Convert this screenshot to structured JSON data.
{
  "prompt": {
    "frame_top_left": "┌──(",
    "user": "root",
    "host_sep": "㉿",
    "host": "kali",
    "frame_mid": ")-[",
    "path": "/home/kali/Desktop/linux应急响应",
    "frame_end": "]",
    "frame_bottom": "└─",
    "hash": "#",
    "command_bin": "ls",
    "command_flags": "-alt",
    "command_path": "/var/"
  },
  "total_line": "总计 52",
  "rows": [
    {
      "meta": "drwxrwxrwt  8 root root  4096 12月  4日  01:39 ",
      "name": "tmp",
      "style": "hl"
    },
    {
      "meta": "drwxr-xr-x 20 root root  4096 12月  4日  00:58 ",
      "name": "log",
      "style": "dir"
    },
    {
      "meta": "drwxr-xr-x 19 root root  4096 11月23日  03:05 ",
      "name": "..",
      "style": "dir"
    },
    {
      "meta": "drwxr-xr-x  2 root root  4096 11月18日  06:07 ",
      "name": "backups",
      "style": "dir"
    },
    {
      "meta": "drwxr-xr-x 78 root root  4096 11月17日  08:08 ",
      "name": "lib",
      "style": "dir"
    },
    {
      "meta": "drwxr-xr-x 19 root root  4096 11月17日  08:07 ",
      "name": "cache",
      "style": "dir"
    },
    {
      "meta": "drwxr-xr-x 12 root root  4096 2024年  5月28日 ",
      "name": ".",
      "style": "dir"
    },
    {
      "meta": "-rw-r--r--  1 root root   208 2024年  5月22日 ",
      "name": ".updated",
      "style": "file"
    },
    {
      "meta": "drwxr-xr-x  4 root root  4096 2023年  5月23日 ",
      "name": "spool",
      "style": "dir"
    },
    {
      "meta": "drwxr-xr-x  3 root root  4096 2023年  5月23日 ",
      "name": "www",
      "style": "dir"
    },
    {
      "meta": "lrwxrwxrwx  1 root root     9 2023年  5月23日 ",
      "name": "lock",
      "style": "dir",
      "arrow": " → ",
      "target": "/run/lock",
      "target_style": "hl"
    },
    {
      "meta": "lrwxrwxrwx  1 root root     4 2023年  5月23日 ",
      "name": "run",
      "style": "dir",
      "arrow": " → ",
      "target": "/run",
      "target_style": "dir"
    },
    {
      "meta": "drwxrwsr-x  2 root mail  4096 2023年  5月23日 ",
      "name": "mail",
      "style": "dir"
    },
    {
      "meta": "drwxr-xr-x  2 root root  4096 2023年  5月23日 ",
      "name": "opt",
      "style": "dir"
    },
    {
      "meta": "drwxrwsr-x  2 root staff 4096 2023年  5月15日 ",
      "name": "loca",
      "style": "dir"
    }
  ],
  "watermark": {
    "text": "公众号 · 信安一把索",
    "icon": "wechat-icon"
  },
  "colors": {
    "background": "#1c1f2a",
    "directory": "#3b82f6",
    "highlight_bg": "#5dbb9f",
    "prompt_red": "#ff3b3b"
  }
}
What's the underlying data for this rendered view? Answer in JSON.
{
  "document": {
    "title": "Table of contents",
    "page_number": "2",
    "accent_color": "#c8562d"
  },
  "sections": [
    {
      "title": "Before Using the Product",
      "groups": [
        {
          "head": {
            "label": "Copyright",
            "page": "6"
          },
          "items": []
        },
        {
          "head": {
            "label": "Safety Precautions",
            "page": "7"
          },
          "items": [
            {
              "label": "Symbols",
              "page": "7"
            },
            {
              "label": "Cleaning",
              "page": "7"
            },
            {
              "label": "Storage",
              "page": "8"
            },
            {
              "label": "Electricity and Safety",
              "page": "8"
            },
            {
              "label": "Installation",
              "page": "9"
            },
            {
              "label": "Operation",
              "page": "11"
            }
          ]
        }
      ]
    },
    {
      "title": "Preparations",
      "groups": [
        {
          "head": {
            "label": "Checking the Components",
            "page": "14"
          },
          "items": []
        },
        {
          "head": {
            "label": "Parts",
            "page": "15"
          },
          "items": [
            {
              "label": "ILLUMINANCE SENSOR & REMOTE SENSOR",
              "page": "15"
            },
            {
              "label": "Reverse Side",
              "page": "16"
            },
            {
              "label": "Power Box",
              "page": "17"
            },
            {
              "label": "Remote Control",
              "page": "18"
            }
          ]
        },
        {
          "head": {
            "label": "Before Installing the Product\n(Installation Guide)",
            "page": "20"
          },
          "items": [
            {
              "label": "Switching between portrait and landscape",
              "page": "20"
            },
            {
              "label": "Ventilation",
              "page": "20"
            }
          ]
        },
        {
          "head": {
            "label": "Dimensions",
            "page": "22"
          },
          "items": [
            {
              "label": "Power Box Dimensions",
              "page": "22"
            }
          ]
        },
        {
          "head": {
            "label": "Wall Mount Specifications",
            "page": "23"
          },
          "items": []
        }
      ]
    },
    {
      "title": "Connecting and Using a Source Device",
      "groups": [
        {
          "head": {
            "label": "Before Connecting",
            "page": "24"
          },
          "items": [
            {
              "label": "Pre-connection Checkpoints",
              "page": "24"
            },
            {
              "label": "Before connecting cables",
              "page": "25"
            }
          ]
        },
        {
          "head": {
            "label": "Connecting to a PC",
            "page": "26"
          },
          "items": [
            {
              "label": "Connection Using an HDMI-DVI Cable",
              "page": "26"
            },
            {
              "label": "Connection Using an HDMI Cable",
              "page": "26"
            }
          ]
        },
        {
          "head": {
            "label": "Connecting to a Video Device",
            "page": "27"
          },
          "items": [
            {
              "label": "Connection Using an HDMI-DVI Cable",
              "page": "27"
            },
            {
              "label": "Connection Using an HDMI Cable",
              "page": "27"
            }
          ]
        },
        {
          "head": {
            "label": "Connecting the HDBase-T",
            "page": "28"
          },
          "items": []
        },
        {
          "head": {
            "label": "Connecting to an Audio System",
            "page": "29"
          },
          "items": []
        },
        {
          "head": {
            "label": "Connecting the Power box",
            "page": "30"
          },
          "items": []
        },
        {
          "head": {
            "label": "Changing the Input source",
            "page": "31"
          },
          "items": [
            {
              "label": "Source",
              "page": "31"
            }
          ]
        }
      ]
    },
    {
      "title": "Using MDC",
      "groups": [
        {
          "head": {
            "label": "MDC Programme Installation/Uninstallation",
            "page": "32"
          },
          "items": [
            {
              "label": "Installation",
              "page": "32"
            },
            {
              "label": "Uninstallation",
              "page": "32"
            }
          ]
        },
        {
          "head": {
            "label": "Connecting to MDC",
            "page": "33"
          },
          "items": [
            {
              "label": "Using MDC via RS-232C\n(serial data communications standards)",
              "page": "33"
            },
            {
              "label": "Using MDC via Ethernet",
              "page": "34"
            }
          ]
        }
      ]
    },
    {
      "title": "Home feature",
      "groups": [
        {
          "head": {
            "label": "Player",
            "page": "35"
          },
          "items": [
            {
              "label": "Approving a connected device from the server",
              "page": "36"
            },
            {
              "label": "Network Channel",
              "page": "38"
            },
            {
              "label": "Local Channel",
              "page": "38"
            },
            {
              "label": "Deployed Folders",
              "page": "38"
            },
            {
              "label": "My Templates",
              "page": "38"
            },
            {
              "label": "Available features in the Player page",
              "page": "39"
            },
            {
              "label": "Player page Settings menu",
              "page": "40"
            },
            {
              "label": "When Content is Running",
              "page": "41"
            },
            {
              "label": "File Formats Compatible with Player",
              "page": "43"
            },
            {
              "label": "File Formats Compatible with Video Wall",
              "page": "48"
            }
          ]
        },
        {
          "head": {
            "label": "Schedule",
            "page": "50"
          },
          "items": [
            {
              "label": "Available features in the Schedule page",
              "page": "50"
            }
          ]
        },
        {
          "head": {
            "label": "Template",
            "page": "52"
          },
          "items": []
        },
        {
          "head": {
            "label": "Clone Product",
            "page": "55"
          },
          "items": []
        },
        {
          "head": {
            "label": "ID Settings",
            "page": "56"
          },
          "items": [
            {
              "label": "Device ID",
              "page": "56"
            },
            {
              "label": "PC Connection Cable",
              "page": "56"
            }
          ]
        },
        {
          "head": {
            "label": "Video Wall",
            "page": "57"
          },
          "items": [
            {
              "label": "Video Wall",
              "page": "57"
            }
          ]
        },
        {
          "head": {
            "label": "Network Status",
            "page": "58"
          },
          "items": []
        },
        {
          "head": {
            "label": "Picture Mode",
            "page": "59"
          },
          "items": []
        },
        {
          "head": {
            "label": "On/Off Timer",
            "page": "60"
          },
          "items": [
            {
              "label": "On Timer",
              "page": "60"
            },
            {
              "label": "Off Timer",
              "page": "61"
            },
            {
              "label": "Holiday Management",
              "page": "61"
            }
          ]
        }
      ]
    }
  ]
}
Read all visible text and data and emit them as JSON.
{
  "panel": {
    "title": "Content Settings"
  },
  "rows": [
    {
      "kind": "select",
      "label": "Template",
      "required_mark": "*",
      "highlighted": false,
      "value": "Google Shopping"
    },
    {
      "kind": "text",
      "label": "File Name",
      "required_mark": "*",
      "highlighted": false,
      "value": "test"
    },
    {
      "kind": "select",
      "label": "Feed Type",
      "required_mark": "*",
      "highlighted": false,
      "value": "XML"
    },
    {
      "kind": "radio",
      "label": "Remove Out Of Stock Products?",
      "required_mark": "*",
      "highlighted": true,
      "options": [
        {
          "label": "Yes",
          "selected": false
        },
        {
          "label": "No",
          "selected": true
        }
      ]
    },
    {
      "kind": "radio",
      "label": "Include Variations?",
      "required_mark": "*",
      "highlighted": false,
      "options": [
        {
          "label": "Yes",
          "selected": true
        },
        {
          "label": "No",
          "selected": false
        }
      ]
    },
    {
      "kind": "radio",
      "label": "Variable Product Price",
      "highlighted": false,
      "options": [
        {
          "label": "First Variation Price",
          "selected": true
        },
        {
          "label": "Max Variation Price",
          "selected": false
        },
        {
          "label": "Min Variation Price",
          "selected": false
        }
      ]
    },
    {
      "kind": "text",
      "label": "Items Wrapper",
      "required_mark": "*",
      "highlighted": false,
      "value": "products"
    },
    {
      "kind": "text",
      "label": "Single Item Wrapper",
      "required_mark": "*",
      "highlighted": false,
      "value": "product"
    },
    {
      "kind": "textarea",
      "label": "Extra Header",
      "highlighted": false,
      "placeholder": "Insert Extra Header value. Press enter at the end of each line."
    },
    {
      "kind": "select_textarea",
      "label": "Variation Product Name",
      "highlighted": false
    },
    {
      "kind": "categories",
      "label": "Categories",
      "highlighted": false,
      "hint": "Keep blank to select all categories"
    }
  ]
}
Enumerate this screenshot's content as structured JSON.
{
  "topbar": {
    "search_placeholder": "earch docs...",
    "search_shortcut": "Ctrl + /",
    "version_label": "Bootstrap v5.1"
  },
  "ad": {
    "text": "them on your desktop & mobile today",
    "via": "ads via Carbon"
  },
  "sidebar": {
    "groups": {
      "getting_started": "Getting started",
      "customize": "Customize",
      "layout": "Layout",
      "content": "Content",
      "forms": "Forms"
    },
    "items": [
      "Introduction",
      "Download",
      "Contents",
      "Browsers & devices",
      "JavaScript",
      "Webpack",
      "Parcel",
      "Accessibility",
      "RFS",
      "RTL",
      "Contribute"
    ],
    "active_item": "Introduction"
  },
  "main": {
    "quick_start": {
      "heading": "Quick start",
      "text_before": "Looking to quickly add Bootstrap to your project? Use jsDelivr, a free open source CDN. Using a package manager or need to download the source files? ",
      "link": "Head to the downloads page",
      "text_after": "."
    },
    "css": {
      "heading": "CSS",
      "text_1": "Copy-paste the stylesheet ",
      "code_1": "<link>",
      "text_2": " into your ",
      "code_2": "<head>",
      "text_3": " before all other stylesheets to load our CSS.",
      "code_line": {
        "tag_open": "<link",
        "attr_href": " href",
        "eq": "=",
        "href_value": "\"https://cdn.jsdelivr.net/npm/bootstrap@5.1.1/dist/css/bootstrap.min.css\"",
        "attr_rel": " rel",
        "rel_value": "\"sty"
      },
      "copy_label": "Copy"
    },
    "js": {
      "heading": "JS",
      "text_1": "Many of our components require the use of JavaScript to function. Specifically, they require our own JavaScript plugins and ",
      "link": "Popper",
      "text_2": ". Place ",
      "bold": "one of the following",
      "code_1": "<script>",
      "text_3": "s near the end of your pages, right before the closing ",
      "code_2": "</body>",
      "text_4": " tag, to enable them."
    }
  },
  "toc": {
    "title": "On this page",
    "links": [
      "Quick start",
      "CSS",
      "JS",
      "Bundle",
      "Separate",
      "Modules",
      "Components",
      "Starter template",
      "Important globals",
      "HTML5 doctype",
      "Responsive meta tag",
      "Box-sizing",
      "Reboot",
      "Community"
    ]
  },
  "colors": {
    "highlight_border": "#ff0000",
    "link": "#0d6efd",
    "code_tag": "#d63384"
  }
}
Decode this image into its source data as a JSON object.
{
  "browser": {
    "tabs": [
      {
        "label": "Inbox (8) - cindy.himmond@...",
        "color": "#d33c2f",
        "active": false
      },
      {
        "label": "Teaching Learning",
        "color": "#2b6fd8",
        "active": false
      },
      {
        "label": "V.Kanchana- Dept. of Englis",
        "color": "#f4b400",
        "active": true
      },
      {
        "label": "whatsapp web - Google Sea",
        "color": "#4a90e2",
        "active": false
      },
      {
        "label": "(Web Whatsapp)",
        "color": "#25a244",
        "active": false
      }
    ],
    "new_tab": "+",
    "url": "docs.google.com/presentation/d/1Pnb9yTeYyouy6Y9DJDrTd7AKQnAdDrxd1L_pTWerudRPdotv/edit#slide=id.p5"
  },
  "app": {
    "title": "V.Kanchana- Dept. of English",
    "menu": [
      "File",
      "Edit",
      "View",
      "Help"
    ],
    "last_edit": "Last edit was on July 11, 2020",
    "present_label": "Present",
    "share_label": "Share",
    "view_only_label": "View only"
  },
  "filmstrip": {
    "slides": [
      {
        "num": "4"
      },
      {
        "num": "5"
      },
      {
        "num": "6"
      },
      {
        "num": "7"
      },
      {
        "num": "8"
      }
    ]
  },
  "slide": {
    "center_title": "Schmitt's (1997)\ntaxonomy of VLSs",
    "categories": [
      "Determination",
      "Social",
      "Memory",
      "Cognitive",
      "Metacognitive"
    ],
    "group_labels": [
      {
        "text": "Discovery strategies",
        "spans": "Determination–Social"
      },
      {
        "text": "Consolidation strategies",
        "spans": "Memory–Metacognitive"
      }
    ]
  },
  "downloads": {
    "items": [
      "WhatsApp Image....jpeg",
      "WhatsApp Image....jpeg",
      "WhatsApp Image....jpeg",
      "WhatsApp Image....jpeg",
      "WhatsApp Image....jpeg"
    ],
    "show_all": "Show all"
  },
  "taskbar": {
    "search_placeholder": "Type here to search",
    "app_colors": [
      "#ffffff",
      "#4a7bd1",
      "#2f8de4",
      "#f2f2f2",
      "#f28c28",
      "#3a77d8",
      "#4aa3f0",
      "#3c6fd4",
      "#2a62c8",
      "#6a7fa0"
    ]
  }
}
•••
◆ AIM OF THE TASK: Look through the data above. Find each line with the string "into" and copy it.

◆ FINISHED EXERCISE:
      "text_2": " into your ",
Decode this image into its source data as a JSON object.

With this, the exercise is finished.